--- RECORDS PROVIDED ---
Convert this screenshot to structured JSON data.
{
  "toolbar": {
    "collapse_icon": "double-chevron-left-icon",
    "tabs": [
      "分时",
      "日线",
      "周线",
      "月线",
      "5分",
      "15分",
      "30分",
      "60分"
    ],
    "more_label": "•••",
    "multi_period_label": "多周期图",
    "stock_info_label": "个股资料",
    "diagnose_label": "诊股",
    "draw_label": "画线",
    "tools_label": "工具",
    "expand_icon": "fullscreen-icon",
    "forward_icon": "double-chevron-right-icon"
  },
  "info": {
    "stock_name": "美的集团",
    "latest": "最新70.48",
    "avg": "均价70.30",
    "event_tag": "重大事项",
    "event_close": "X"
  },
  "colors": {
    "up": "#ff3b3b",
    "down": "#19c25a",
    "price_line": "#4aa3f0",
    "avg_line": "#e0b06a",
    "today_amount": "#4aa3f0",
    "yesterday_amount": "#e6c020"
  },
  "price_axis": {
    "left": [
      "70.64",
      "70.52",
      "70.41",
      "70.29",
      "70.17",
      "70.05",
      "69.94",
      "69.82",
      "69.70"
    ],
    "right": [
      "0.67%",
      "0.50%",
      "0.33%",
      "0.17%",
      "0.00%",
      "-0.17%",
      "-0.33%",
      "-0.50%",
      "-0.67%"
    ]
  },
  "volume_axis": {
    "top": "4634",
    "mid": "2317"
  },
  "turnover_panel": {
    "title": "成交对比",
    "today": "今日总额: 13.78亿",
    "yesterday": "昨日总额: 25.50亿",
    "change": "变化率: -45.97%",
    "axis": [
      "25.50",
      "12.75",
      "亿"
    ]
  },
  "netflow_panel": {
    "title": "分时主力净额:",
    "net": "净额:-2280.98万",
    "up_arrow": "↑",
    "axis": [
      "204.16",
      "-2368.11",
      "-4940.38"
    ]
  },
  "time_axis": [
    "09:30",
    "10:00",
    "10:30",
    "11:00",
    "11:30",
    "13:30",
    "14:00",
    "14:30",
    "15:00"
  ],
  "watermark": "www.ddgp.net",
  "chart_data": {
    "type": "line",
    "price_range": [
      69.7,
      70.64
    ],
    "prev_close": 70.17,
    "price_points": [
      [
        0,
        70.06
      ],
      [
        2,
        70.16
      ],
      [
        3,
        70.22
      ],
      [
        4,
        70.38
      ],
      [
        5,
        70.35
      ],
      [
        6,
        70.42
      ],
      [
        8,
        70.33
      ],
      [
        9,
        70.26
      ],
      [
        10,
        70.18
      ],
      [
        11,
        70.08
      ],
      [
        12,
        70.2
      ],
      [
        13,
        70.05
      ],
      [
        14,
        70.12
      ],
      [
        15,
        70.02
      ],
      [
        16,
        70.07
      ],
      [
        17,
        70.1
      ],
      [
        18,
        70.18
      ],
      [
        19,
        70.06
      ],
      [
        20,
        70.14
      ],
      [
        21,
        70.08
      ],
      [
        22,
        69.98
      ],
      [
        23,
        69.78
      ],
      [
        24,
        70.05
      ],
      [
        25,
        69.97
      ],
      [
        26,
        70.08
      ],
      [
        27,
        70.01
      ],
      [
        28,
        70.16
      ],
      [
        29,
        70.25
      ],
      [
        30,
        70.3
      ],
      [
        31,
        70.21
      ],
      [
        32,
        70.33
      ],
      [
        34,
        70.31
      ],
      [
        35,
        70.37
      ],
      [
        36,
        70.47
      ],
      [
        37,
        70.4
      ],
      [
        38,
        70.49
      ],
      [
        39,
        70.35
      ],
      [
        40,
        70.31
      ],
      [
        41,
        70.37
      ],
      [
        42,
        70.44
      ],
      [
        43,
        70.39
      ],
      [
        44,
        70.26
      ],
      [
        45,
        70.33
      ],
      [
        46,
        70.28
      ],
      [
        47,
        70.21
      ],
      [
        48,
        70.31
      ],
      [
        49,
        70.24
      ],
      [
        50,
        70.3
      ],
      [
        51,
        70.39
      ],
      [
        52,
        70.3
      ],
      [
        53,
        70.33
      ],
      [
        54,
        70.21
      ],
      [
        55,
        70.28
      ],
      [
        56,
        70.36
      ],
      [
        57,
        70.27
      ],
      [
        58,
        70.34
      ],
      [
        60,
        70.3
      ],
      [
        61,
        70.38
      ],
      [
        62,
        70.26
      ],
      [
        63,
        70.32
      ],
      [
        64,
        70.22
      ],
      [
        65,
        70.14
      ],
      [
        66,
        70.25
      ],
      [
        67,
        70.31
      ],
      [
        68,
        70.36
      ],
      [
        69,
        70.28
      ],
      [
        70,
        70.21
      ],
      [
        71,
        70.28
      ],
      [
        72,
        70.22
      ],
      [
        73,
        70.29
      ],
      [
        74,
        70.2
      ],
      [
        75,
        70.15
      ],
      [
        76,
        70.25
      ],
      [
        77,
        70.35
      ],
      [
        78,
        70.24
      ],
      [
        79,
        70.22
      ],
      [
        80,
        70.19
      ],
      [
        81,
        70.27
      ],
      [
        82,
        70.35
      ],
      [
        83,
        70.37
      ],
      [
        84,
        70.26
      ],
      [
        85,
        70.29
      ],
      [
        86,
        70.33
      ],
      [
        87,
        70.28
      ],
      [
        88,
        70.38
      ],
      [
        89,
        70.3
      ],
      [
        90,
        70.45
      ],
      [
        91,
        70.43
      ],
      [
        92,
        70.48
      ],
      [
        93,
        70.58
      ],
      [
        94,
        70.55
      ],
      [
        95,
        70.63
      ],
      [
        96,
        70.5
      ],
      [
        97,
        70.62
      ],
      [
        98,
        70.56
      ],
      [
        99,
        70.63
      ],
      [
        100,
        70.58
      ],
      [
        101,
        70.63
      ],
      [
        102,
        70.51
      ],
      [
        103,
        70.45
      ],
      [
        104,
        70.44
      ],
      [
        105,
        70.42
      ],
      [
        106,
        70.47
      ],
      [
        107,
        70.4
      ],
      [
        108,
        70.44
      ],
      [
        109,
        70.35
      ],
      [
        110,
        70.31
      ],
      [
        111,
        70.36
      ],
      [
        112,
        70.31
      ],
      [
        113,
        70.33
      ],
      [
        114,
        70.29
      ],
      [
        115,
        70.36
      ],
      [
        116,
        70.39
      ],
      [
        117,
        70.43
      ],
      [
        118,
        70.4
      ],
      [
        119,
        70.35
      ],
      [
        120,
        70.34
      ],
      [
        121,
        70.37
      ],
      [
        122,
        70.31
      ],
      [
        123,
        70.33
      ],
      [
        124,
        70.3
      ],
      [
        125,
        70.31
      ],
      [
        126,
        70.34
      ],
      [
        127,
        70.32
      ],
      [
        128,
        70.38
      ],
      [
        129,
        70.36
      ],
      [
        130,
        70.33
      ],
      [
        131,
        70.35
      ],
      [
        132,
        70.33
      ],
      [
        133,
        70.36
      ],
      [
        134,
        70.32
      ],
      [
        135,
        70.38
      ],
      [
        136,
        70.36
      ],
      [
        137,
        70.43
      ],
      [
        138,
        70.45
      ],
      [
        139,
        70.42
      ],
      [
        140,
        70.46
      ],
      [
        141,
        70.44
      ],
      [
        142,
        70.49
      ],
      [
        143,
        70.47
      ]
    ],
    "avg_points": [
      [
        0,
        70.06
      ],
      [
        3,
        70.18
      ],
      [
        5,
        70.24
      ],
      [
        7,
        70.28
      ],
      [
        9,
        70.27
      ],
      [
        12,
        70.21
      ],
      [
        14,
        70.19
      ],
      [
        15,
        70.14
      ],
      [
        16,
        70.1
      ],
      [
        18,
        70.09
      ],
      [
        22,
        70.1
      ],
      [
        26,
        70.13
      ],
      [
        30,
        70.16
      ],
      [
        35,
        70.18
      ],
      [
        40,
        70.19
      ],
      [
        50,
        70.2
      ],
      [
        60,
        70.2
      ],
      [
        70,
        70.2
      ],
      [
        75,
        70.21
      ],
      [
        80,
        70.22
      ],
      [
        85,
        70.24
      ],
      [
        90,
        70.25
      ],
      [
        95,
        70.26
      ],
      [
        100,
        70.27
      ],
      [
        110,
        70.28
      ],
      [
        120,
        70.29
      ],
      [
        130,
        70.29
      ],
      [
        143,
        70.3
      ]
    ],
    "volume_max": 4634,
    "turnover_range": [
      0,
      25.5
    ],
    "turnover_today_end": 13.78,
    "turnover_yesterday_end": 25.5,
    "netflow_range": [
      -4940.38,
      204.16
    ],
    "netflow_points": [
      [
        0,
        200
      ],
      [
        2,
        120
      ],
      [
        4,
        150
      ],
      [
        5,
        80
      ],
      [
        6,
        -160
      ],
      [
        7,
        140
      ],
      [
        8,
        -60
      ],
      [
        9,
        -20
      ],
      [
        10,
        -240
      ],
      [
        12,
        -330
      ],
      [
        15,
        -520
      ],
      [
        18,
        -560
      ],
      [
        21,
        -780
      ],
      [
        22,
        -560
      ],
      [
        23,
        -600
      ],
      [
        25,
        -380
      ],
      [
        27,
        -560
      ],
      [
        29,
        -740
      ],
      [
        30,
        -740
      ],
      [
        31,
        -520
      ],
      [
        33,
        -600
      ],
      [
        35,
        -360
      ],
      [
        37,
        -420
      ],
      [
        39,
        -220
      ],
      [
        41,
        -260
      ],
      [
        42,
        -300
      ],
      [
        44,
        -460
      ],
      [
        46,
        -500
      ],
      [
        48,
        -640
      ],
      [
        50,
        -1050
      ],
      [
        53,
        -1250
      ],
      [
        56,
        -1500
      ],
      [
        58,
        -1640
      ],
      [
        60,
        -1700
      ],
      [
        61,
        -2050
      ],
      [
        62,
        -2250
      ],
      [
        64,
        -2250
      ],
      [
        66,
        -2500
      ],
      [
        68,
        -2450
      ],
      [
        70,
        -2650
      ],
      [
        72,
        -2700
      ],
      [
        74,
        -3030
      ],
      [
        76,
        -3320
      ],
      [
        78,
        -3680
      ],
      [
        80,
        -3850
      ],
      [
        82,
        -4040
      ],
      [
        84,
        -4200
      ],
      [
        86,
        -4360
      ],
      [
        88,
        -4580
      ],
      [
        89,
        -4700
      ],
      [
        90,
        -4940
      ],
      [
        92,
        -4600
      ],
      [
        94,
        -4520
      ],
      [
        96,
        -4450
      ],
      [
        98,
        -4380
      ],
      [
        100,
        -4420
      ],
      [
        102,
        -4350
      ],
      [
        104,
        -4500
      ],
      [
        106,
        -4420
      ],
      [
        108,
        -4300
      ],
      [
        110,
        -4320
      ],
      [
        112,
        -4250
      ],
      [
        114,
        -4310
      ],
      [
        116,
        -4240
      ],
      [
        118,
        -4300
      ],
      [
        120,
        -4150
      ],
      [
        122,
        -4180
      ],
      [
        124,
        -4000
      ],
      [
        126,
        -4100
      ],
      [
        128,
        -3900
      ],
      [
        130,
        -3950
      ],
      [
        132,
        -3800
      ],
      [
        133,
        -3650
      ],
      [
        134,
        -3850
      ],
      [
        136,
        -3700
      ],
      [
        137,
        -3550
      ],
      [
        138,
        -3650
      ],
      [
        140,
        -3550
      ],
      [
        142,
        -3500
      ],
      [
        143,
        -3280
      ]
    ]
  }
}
---
* REQUIREMENTS
Count the lines that hold the string "chevron", and reply with that number alone.

* THE SOLUTION
2